[Figure record extracts]
* start *

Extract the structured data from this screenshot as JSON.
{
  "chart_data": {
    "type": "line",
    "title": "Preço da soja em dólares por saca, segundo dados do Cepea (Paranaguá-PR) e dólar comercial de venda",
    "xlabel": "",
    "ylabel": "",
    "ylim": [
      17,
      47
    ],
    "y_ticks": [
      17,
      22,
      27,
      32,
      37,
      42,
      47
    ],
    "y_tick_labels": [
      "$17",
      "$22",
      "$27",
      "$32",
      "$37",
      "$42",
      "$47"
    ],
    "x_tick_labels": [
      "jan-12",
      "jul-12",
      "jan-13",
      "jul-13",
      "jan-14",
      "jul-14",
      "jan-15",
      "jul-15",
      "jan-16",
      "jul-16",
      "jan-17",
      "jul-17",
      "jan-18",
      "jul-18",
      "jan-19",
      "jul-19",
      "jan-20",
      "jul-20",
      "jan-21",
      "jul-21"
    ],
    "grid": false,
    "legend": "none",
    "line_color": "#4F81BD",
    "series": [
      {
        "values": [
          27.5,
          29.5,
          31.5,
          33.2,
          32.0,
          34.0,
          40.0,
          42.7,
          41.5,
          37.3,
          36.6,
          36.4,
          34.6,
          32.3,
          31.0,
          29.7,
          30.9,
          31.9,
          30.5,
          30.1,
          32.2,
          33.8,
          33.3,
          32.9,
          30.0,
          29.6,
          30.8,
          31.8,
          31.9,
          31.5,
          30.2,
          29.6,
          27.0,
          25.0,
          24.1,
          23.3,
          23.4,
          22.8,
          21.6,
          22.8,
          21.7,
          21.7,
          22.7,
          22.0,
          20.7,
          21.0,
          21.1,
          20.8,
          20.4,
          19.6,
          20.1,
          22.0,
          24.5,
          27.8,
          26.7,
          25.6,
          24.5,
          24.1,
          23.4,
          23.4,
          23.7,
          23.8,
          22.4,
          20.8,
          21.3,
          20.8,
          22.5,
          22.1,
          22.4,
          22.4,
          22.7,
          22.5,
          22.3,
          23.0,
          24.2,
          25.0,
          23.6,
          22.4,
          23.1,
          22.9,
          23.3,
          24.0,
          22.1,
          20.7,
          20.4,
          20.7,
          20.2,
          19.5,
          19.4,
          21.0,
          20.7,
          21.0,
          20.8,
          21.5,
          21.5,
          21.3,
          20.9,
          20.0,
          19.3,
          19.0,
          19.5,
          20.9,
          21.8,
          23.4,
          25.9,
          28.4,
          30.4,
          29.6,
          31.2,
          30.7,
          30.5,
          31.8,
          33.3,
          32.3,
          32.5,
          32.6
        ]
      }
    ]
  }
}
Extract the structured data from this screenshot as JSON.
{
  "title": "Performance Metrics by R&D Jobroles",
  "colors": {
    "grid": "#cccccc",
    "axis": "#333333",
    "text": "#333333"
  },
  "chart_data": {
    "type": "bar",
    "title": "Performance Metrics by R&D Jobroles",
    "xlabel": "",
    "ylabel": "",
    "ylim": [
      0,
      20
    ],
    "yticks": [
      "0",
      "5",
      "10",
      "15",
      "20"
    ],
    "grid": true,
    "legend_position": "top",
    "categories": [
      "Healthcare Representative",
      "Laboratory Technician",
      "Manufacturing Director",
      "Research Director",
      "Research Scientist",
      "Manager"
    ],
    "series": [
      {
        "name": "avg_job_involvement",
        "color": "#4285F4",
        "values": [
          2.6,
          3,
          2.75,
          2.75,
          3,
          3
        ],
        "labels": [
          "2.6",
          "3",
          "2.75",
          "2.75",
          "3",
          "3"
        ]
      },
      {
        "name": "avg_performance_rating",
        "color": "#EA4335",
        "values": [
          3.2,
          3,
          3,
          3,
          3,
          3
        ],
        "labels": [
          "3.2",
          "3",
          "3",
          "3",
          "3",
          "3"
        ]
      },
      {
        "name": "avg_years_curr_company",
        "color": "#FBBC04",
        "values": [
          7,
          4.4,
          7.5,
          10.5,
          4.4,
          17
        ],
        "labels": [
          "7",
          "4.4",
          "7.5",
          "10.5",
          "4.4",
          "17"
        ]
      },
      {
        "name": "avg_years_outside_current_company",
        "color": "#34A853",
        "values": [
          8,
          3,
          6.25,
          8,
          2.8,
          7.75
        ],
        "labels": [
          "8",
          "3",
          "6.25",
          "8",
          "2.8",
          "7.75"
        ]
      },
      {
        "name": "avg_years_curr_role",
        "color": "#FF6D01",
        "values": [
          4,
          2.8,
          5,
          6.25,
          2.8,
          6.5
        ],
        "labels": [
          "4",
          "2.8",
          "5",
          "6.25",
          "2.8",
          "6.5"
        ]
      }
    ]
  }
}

* end *

→ **TASK**: Give the entries once more, exactly as they appear.

→ **REPLY TO THE TASK**:
Extract the structured data from this screenshot as JSON.
{
  "chart_data": {
    "type": "line",
    "title": "Preço da soja em dólares por saca, segundo dados do Cepea (Paranaguá-PR) e dólar comercial de venda",
    "xlabel": "",
    "ylabel": "",
    "ylim": [
      17,
      47
    ],
    "y_ticks": [
      17,
      22,
      27,
      32,
      37,
      42,
      47
    ],
    "y_tick_labels": [
      "$17",
      "$22",
      "$27",
      "$32",
      "$37",
      "$42",
      "$47"
    ],
    "x_tick_labels": [
      "jan-12",
      "jul-12",
      "jan-13",
      "jul-13",
      "jan-14",
      "jul-14",
      "jan-15",
      "jul-15",
      "jan-16",
      "jul-16",
      "jan-17",
      "jul-17",
      "jan-18",
      "jul-18",
      "jan-19",
      "jul-19",
      "jan-20",
      "jul-20",
      "jan-21",
      "jul-21"
    ],
    "grid": false,
    "legend": "none",
    "line_color": "#4F81BD",
    "series": [
      {
        "values": [
          27.5,
          29.5,
          31.5,
          33.2,
          32.0,
          34.0,
          40.0,
          42.7,
          41.5,
          37.3,
          36.6,
          36.4,
          34.6,
          32.3,
          31.0,
          29.7,
          30.9,
          31.9,
          30.5,
          30.1,
          32.2,
          33.8,
          33.3,
          32.9,
          30.0,
          29.6,
          30.8,
          31.8,
          31.9,
          31.5,
          30.2,
          29.6,
          27.0,
          25.0,
          24.1,
          23.3,
          23.4,
          22.8,
          21.6,
          22.8,
          21.7,
          21.7,
          22.7,
          22.0,
          20.7,
          21.0,
          21.1,
          20.8,
          20.4,
          19.6,
          20.1,
          22.0,
          24.5,
          27.8,
          26.7,
          25.6,
          24.5,
          24.1,
          23.4,
          23.4,
          23.7,
          23.8,
          22.4,
          20.8,
          21.3,
          20.8,
          22.5,
          22.1,
          22.4,
          22.4,
          22.7,
          22.5,
          22.3,
          23.0,
          24.2,
          25.0,
          23.6,
          22.4,
          23.1,
          22.9,
          23.3,
          24.0,
          22.1,
          20.7,
          20.4,
          20.7,
          20.2,
          19.5,
          19.4,
          21.0,
          20.7,
          21.0,
          20.8,
          21.5,
          21.5,
          21.3,
          20.9,
          20.0,
          19.3,
          19.0,
          19.5,
          20.9,
          21.8,
          23.4,
          25.9,
          28.4,
          30.4,
          29.6,
          31.2,
          30.7,
          30.5,
          31.8,
          33.3,
          32.3,
          32.5,
          32.6
        ]
      }
    ]
  }
}
Extract the structured data from this screenshot as JSON.
{
  "title": "Performance Metrics by R&D Jobroles",
  "colors": {
    "grid": "#cccccc",
    "axis": "#333333",
    "text": "#333333"
  },
  "chart_data": {
    "type": "bar",
    "title": "Performance Metrics by R&D Jobroles",
    "xlabel": "",
    "ylabel": "",
    "ylim": [
      0,
      20
    ],
    "yticks": [
      "0",
      "5",
      "10",
      "15",
      "20"
    ],
    "grid": true,
    "legend_position": "top",
    "categories": [
      "Healthcare Representative",
      "Laboratory Technician",
      "Manufacturing Director",
      "Research Director",
      "Research Scientist",
      "Manager"
    ],
    "series": [
      {
        "name": "avg_job_involvement",
        "color": "#4285F4",
        "values": [
          2.6,
          3,
          2.75,
          2.75,
          3,
          3
        ],
        "labels": [
          "2.6",
          "3",
          "2.75",
          "2.75",
          "3",
          "3"
        ]
      },
      {
        "name": "avg_performance_rating",
        "color": "#EA4335",
        "values": [
          3.2,
          3,
          3,
          3,
          3,
          3
        ],
        "labels": [
          "3.2",
          "3",
          "3",
          "3",
          "3",
          "3"
        ]
      },
      {
        "name": "avg_years_curr_company",
        "color": "#FBBC04",
        "values": [
          7,
          4.4,
          7.5,
          10.5,
          4.4,
          17
        ],
        "labels": [
          "7",
          "4.4",
          "7.5",
          "10.5",
          "4.4",
          "17"
        ]
      },
      {
        "name": "avg_years_outside_current_company",
        "color": "#34A853",
        "values": [
          8,
          3,
          6.25,
          8,
          2.8,
          7.75
        ],
        "labels": [
          "8",
          "3",
          "6.25",
          "8",
          "2.8",
          "7.75"
        ]
      },
      {
        "name": "avg_years_curr_role",
        "color": "#FF6D01",
        "values": [
          4,
          2.8,
          5,
          6.25,
          2.8,
          6.5
        ],
        "labels": [
          "4",
          "2.8",
          "5",
          "6.25",
          "2.8",
          "6.5"
        ]
      }
    ]
  }
}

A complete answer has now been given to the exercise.